### INSTRUCTION
What is needed here is an exact copy of every entry.

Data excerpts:
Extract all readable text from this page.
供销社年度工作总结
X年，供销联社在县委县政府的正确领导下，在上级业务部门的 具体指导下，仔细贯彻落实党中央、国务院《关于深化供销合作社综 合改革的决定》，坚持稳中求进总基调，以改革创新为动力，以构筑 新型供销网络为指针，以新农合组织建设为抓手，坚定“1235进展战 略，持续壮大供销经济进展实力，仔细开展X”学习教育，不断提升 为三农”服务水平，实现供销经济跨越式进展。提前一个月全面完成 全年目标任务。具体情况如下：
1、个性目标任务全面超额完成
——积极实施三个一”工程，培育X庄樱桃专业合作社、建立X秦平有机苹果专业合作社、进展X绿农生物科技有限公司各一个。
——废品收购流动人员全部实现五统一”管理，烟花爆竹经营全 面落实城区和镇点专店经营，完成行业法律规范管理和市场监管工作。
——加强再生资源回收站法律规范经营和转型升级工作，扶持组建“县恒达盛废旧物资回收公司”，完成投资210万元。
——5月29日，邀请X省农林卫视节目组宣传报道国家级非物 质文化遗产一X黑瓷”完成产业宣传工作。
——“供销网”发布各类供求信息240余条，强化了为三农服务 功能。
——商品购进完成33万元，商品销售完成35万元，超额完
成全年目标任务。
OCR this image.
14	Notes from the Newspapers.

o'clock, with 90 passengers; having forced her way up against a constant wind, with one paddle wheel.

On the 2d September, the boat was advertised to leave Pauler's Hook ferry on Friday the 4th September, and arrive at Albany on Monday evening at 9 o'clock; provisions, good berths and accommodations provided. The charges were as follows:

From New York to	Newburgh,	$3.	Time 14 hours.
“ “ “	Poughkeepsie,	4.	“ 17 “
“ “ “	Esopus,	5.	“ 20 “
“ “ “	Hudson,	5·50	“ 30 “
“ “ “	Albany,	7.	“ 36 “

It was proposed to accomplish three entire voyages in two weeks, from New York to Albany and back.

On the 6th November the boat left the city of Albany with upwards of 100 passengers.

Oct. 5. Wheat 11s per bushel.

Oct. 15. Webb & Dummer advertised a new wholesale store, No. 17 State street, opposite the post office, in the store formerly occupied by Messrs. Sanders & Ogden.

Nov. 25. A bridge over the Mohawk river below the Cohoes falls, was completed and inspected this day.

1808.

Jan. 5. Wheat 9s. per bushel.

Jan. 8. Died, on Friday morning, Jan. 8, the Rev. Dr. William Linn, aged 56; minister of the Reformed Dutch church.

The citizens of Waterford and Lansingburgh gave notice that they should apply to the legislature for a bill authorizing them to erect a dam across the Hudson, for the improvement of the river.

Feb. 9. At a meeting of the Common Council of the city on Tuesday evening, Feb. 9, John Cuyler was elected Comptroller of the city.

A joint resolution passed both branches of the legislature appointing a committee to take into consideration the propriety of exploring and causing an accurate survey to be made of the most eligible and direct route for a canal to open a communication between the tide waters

### RESPONSE TO THE EXERCISE
Extract all readable text from this page.
供销社年度工作总结
X年，供销联社在县委县政府的正确领导下，在上级业务部门的 具体指导下，仔细贯彻落实党中央、国务院《关于深化供销合作社综 合改革的决定》，坚持稳中求进总基调，以改革创新为动力，以构筑 新型供销网络为指针，以新农合组织建设为抓手，坚定“1235进展战 略，持续壮大供销经济进展实力，仔细开展X”学习教育，不断提升 为三农”服务水平，实现供销经济跨越式进展。提前一个月全面完成 全年目标任务。具体情况如下：
1、个性目标任务全面超额完成
——积极实施三个一”工程，培育X庄樱桃专业合作社、建立X秦平有机苹果专业合作社、进展X绿农生物科技有限公司各一个。
——废品收购流动人员全部实现五统一”管理，烟花爆竹经营全 面落实城区和镇点专店经营，完成行业法律规范管理和市场监管工作。
——加强再生资源回收站法律规范经营和转型升级工作，扶持组建“县恒达盛废旧物资回收公司”，完成投资210万元。
——5月29日，邀请X省农林卫视节目组宣传报道国家级非物 质文化遗产一X黑瓷”完成产业宣传工作。
——“供销网”发布各类供求信息240余条，强化了为三农服务 功能。
——商品购进完成33万元，商品销售完成35万元，超额完
成全年目标任务。
OCR this image.
14	Notes from the Newspapers.

o'clock, with 90 passengers; having forced her way up against a constant wind, with one paddle wheel.

On the 2d September, the boat was advertised to leave Pauler's Hook ferry on Friday the 4th September, and arrive at Albany on Monday evening at 9 o'clock; provisions, good berths and accommodations provided. The charges were as follows:

From New York to	Newburgh,	$3.	Time 14 hours.
“ “ “	Poughkeepsie,	4.	“ 17 “
“ “ “	Esopus,	5.	“ 20 “
“ “ “	Hudson,	5·50	“ 30 “
“ “ “	Albany,	7.	“ 36 “

It was proposed to accomplish three entire voyages in two weeks, from New York to Albany and back.

On the 6th November the boat left the city of Albany with upwards of 100 passengers.

Oct. 5. Wheat 11s per bushel.

Oct. 15. Webb & Dummer advertised a new wholesale store, No. 17 State street, opposite the post office, in the store formerly occupied by Messrs. Sanders & Ogden.

Nov. 25. A bridge over the Mohawk river below the Cohoes falls, was completed and inspected this day.

1808.

Jan. 5. Wheat 9s. per bushel.

Jan. 8. Died, on Friday morning, Jan. 8, the Rev. Dr. William Linn, aged 56; minister of the Reformed Dutch church.

The citizens of Waterford and Lansingburgh gave notice that they should apply to the legislature for a bill authorizing them to erect a dam across the Hudson, for the improvement of the river.

Feb. 9. At a meeting of the Common Council of the city on Tuesday evening, Feb. 9, John Cuyler was elected Comptroller of the city.

A joint resolution passed both branches of the legislature appointing a committee to take into consideration the propriety of exploring and causing an accurate survey to be made of the most eligible and direct route for a canal to open a communication between the tide waters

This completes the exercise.